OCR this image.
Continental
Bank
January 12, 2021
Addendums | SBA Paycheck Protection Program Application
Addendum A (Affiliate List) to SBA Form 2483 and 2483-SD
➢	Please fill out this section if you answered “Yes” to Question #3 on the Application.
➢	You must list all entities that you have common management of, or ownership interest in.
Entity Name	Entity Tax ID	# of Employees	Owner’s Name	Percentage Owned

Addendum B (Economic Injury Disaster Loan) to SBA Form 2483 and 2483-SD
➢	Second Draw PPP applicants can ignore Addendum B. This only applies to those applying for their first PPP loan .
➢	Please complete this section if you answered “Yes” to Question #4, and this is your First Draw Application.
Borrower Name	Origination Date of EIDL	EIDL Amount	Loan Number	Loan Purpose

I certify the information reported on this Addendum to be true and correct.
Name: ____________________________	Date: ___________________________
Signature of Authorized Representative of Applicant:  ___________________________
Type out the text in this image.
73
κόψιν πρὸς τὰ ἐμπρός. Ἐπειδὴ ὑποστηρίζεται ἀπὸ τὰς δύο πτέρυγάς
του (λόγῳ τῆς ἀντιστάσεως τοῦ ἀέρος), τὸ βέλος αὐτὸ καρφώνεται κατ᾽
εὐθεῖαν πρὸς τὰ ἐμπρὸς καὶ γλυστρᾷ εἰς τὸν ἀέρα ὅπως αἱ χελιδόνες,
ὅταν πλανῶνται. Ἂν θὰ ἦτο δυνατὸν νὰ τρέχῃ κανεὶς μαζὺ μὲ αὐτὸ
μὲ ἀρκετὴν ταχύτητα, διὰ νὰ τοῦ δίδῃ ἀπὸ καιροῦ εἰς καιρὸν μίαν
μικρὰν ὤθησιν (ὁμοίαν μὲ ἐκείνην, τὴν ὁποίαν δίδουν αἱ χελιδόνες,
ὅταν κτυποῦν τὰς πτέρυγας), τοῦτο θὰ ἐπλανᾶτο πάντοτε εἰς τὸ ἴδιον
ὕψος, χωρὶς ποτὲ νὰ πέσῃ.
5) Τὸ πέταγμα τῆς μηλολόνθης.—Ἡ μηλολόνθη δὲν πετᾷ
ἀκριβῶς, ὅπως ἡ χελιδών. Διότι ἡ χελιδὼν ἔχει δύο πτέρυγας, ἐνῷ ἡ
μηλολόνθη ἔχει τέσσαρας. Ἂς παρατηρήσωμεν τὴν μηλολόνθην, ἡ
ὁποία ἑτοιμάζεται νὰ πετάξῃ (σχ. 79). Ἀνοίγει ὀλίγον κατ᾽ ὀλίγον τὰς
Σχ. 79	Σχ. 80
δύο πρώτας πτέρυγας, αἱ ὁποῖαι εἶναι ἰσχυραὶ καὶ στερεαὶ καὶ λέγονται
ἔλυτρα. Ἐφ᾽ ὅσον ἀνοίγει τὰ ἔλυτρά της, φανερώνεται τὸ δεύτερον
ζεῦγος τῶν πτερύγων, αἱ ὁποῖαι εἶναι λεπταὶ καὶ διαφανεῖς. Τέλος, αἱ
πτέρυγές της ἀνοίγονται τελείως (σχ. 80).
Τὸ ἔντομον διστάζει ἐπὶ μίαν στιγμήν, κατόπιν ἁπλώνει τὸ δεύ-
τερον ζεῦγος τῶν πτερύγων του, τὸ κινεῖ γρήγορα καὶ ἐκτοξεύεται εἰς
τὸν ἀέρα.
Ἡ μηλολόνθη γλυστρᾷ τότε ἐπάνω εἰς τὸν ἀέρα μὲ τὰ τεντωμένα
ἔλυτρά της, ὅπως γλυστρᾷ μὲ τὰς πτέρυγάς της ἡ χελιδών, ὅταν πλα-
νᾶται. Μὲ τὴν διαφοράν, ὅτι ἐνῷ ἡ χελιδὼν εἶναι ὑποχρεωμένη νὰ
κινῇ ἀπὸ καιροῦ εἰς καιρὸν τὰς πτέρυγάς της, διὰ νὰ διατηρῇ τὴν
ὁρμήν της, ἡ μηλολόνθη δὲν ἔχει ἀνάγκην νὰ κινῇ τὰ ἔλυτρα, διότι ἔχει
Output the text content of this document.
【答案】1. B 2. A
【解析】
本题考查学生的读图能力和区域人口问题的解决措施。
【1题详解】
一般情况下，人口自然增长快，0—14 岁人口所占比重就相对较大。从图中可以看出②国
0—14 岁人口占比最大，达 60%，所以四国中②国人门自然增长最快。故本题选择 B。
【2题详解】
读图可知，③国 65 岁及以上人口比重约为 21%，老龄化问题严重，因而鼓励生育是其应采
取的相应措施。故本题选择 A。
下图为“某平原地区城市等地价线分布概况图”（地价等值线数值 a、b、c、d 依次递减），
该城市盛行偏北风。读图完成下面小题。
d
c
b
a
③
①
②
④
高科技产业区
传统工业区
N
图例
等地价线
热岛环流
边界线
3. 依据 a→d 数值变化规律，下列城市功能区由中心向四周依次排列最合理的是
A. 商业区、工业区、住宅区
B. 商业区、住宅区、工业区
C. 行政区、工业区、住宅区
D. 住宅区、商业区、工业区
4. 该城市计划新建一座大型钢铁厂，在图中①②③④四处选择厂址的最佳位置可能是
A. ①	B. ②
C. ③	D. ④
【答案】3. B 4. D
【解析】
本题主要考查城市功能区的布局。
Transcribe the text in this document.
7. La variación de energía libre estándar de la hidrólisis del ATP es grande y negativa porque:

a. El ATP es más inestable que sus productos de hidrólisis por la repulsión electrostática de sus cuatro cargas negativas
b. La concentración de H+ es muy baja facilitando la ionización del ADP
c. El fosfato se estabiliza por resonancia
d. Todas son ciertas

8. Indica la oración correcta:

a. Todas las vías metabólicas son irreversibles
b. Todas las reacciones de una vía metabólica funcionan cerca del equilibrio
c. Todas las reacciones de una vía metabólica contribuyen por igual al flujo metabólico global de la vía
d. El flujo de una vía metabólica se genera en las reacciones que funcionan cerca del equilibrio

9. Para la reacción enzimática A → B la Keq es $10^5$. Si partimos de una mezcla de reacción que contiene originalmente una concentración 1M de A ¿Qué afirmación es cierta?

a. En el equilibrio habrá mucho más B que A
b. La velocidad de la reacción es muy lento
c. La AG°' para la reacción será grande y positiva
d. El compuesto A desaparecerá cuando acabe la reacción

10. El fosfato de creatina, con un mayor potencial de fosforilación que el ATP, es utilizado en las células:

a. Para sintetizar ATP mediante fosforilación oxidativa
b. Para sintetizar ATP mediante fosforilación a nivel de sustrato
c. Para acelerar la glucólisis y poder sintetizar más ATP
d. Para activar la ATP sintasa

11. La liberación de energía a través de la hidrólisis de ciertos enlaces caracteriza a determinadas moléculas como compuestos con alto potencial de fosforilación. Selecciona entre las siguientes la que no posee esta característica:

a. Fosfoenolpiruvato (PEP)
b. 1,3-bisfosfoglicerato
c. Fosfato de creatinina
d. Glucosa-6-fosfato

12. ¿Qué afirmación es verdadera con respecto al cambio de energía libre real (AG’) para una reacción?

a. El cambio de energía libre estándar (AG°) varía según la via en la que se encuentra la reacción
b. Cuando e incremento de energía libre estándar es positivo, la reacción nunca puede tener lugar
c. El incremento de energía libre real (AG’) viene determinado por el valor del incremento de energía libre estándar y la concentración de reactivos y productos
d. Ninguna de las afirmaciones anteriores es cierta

Your task: Return each line in the records that holds the string "text".

Result for this exercise:
Type out the text in this image.
Output the text content of this document.
Transcribe the text in this document.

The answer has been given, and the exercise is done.